▶ BRIEF
Pull out every line below that holds the word "CRRTCC".

....

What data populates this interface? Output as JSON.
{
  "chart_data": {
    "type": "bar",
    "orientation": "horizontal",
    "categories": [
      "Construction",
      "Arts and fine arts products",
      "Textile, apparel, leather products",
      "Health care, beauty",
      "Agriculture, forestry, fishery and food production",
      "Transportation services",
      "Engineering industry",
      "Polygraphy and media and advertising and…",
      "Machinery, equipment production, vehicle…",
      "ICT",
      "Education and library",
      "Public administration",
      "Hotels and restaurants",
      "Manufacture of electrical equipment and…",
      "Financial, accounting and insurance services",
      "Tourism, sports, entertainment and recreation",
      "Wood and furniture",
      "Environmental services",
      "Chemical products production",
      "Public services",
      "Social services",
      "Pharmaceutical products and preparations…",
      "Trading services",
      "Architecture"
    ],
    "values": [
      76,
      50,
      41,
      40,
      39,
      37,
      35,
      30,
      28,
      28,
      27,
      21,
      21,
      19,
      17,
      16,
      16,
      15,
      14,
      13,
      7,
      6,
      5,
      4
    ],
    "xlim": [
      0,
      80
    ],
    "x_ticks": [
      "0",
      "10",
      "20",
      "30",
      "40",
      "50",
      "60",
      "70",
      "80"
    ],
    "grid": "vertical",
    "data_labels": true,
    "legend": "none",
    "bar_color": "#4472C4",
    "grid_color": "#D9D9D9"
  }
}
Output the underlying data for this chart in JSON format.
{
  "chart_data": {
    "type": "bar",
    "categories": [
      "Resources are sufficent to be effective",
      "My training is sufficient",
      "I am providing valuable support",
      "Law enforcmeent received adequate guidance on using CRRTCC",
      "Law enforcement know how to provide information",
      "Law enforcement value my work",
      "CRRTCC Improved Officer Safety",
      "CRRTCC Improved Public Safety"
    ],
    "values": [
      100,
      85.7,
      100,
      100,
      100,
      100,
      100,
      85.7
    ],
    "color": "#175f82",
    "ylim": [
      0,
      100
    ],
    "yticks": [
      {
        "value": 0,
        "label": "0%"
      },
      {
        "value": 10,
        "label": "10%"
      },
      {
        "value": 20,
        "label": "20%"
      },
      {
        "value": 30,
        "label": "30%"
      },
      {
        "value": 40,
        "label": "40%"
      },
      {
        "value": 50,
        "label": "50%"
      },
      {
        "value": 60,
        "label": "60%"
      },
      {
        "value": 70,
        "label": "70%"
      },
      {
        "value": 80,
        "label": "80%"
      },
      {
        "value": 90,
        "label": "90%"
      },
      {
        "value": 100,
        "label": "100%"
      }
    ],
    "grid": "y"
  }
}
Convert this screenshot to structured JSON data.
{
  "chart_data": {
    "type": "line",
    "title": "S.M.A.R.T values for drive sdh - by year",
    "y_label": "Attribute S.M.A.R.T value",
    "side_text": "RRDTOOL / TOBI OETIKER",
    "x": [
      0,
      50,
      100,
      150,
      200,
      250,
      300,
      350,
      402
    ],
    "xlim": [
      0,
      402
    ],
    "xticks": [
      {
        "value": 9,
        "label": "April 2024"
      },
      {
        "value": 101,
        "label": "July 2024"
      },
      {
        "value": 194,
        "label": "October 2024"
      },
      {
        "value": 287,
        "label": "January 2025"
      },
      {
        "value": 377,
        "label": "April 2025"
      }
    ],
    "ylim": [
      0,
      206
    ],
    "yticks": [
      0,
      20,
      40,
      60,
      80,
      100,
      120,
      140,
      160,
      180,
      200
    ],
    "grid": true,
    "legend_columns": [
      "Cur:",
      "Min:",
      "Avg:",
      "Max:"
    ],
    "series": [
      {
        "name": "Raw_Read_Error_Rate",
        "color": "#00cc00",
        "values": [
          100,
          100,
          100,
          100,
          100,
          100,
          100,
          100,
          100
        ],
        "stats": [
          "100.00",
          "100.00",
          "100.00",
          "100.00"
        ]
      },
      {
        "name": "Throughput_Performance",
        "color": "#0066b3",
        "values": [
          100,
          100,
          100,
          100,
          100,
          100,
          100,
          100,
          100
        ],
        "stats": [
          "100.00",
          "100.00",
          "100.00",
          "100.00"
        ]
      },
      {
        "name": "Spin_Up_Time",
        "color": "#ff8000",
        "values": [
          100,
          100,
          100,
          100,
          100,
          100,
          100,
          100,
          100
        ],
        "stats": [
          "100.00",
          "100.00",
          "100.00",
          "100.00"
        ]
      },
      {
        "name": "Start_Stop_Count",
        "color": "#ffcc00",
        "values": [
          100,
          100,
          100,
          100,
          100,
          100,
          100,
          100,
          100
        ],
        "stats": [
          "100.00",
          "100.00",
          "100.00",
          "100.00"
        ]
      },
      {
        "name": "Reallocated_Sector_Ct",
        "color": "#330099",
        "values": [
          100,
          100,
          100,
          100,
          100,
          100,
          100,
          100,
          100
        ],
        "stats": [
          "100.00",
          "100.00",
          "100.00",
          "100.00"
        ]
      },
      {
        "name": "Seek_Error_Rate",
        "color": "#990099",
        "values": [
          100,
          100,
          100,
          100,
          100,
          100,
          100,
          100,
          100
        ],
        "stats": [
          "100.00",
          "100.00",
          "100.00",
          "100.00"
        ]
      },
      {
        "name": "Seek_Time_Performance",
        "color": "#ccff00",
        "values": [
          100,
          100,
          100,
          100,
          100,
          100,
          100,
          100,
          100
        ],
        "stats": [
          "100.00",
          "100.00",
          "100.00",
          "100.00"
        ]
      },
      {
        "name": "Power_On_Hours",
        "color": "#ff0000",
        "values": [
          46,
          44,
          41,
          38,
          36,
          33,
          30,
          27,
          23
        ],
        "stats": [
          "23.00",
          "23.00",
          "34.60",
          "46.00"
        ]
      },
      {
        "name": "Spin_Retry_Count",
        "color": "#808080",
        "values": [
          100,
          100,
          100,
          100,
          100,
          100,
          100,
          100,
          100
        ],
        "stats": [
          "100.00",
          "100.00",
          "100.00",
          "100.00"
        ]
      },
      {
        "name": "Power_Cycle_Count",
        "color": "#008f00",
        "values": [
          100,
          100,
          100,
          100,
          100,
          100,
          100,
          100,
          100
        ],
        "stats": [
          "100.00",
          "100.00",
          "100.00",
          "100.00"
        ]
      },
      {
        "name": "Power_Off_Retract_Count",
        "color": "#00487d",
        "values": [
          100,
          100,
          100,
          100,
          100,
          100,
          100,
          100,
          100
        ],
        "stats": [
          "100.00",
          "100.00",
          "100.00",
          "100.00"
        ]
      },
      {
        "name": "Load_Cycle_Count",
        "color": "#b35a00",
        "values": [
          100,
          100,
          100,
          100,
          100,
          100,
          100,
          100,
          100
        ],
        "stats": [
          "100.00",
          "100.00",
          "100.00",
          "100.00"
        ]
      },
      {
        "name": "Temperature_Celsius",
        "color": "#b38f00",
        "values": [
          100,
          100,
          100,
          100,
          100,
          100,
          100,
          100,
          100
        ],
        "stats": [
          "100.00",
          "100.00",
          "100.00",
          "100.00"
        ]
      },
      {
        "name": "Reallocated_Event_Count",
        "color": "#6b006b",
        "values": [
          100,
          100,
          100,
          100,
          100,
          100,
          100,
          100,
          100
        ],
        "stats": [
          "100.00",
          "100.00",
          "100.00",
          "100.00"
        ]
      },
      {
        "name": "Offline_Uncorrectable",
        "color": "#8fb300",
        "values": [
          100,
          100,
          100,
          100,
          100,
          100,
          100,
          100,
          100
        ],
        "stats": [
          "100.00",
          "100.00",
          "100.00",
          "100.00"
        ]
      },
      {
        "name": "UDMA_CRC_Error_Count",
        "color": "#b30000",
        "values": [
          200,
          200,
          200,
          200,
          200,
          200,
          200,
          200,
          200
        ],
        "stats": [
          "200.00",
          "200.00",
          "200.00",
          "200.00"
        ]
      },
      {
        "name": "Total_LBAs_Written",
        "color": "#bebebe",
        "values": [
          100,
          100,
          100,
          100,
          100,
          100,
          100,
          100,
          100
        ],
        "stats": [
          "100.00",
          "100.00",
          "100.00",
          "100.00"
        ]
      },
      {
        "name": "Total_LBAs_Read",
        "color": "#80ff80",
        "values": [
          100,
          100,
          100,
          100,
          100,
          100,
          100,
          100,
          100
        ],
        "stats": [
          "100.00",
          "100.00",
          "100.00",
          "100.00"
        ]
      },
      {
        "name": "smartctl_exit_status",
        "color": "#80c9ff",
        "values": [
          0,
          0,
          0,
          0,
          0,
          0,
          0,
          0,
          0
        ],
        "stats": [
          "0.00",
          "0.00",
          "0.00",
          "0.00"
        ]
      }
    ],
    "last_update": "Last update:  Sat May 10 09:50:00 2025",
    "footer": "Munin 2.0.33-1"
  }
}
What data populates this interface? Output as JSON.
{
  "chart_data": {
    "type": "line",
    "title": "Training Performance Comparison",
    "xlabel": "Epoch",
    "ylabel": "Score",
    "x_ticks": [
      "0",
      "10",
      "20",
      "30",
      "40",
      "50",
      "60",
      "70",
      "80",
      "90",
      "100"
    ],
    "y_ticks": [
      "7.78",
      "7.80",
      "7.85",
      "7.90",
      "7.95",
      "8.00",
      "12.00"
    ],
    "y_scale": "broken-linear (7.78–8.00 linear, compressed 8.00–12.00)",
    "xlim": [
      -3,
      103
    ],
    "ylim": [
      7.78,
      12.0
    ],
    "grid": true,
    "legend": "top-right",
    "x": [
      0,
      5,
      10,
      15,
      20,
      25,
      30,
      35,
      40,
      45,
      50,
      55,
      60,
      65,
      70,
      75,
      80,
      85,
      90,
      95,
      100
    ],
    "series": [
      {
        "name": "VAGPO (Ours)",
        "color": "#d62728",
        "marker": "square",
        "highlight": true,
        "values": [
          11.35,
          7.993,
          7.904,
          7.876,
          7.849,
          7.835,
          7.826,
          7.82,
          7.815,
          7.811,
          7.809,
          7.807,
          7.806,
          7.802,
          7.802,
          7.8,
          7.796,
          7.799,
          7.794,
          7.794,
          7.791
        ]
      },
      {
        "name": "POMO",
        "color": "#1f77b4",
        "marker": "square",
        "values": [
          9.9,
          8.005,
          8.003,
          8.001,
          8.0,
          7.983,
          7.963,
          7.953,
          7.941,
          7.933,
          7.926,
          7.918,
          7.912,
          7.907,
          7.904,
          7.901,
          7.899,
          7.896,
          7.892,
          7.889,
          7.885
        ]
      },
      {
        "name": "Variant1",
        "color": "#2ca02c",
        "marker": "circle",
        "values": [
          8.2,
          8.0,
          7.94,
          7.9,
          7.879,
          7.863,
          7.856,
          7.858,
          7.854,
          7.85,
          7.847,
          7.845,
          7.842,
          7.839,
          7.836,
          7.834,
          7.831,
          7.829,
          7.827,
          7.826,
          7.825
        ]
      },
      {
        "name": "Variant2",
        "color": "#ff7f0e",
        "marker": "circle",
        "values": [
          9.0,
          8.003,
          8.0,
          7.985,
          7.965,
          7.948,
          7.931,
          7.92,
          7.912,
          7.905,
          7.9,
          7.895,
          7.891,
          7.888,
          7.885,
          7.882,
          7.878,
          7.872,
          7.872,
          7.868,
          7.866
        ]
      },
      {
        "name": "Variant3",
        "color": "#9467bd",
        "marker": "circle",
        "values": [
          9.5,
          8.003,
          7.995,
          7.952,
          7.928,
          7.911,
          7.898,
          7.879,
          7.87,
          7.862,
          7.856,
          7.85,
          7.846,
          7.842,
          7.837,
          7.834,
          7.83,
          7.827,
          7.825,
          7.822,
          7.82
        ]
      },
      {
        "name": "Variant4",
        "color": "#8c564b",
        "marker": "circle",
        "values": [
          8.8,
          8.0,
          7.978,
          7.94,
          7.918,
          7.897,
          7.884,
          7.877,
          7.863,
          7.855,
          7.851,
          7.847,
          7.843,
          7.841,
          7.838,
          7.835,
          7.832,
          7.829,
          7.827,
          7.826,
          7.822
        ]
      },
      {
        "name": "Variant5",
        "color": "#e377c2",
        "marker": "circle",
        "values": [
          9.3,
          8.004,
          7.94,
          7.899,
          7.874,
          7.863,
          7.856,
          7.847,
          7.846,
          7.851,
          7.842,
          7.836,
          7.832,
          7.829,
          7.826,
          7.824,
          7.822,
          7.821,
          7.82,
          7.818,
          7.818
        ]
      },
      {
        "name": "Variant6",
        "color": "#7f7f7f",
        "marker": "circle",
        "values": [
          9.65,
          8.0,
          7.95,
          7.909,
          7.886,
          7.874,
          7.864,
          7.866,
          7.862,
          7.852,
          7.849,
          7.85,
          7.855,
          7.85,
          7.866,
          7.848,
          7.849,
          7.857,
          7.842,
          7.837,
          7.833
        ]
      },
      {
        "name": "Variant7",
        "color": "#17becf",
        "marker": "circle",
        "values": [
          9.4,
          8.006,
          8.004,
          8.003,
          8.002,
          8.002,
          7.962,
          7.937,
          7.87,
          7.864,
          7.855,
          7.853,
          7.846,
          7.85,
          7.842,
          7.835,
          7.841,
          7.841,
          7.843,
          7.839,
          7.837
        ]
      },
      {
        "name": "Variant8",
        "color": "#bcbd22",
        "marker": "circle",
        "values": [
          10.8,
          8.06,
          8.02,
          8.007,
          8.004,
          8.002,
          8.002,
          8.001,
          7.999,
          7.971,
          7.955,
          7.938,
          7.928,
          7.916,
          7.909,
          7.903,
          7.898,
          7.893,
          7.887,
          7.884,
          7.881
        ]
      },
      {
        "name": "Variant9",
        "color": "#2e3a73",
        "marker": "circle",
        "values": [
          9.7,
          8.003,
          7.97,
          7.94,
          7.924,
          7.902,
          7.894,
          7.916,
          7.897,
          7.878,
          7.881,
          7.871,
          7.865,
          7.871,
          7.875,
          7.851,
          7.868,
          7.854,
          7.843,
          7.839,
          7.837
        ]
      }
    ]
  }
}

....

▶ ANSWER TO THIS PROBLEM
      "Law enforcmeent received adequate guidance on using CRRTCC",
      "CRRTCC Improved Officer Safety",
      "CRRTCC Improved Public Safety"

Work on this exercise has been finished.